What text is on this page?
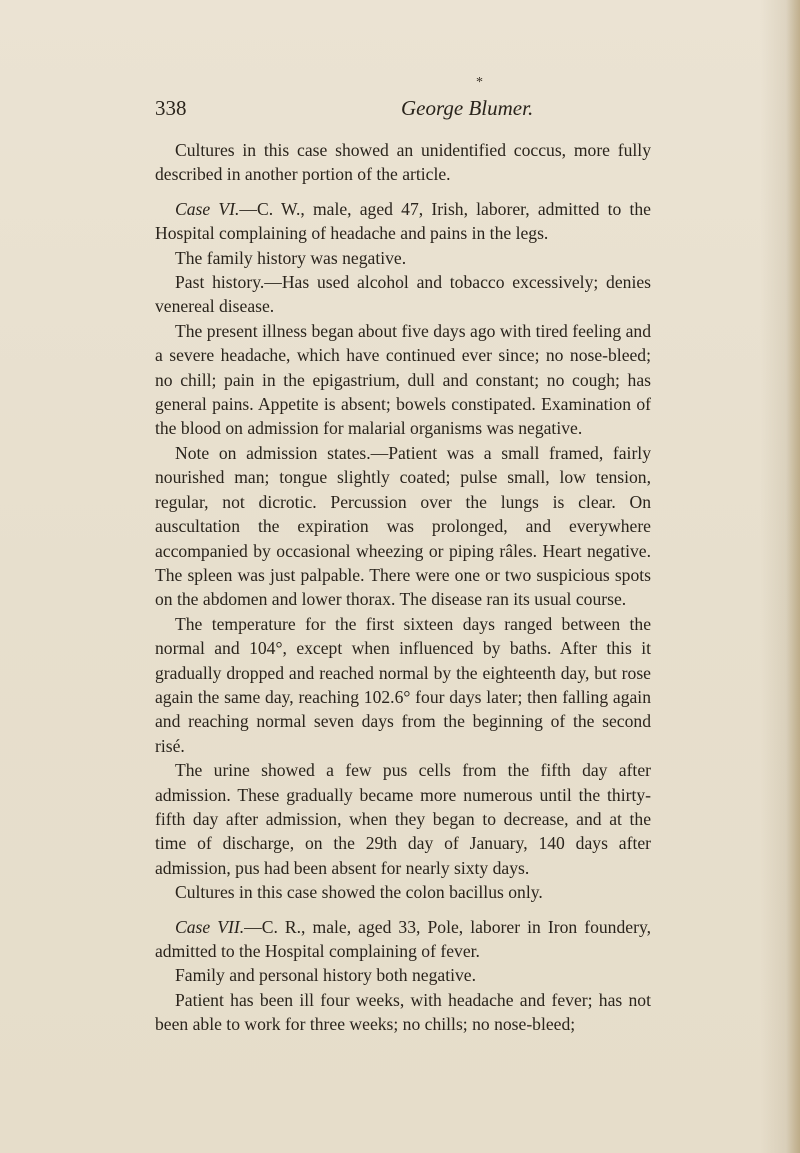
*
338	George Blumer.

Cultures in this case showed an unidentified coccus, more fully described in another portion of the article.

Case VI.—C. W., male, aged 47, Irish, laborer, admitted to the Hospital complaining of headache and pains in the legs.

The family history was negative.

Past history.—Has used alcohol and tobacco excessively; denies venereal disease.

The present illness began about five days ago with tired feeling and a severe headache, which have continued ever since; no nose-bleed; no chill; pain in the epigastrium, dull and constant; no cough; has general pains. Appetite is absent; bowels constipated. Examination of the blood on admission for malarial organisms was negative.

Note on admission states.—Patient was a small framed, fairly nourished man; tongue slightly coated; pulse small, low tension, regular, not dicrotic. Percussion over the lungs is clear. On auscultation the expiration was prolonged, and everywhere accompanied by occasional wheezing or piping râles. Heart negative. The spleen was just palpable. There were one or two suspicious spots on the abdomen and lower thorax. The disease ran its usual course.

The temperature for the first sixteen days ranged between the normal and 104°, except when influenced by baths. After this it gradually dropped and reached normal by the eighteenth day, but rose again the same day, reaching 102.6° four days later; then falling again and reaching normal seven days from the beginning of the second risé.

The urine showed a few pus cells from the fifth day after admission. These gradually became more numerous until the thirty-fifth day after admission, when they began to decrease, and at the time of discharge, on the 29th day of January, 140 days after admission, pus had been absent for nearly sixty days.

Cultures in this case showed the colon bacillus only.

Case VII.—C. R., male, aged 33, Pole, laborer in Iron foundery, admitted to the Hospital complaining of fever.

Family and personal history both negative.

Patient has been ill four weeks, with headache and fever; has not been able to work for three weeks; no chills; no nose-bleed;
———
[EXERCISE INSTRUCTIONS] Return the data exactly as it stands, minus the pictures.

[RESPONSE TO THE EXERCISE]
What text is on this page?
*
338	George Blumer.

Cultures in this case showed an unidentified coccus, more fully described in another portion of the article.

Case VI.—C. W., male, aged 47, Irish, laborer, admitted to the Hospital complaining of headache and pains in the legs.

The family history was negative.

Past history.—Has used alcohol and tobacco excessively; denies venereal disease.

The present illness began about five days ago with tired feeling and a severe headache, which have continued ever since; no nose-bleed; no chill; pain in the epigastrium, dull and constant; no cough; has general pains. Appetite is absent; bowels constipated. Examination of the blood on admission for malarial organisms was negative.

Note on admission states.—Patient was a small framed, fairly nourished man; tongue slightly coated; pulse small, low tension, regular, not dicrotic. Percussion over the lungs is clear. On auscultation the expiration was prolonged, and everywhere accompanied by occasional wheezing or piping râles. Heart negative. The spleen was just palpable. There were one or two suspicious spots on the abdomen and lower thorax. The disease ran its usual course.

The temperature for the first sixteen days ranged between the normal and 104°, except when influenced by baths. After this it gradually dropped and reached normal by the eighteenth day, but rose again the same day, reaching 102.6° four days later; then falling again and reaching normal seven days from the beginning of the second risé.

The urine showed a few pus cells from the fifth day after admission. These gradually became more numerous until the thirty-fifth day after admission, when they began to decrease, and at the time of discharge, on the 29th day of January, 140 days after admission, pus had been absent for nearly sixty days.

Cultures in this case showed the colon bacillus only.

Case VII.—C. R., male, aged 33, Pole, laborer in Iron foundery, admitted to the Hospital complaining of fever.

Family and personal history both negative.

Patient has been ill four weeks, with headache and fever; has not been able to work for three weeks; no chills; no nose-bleed;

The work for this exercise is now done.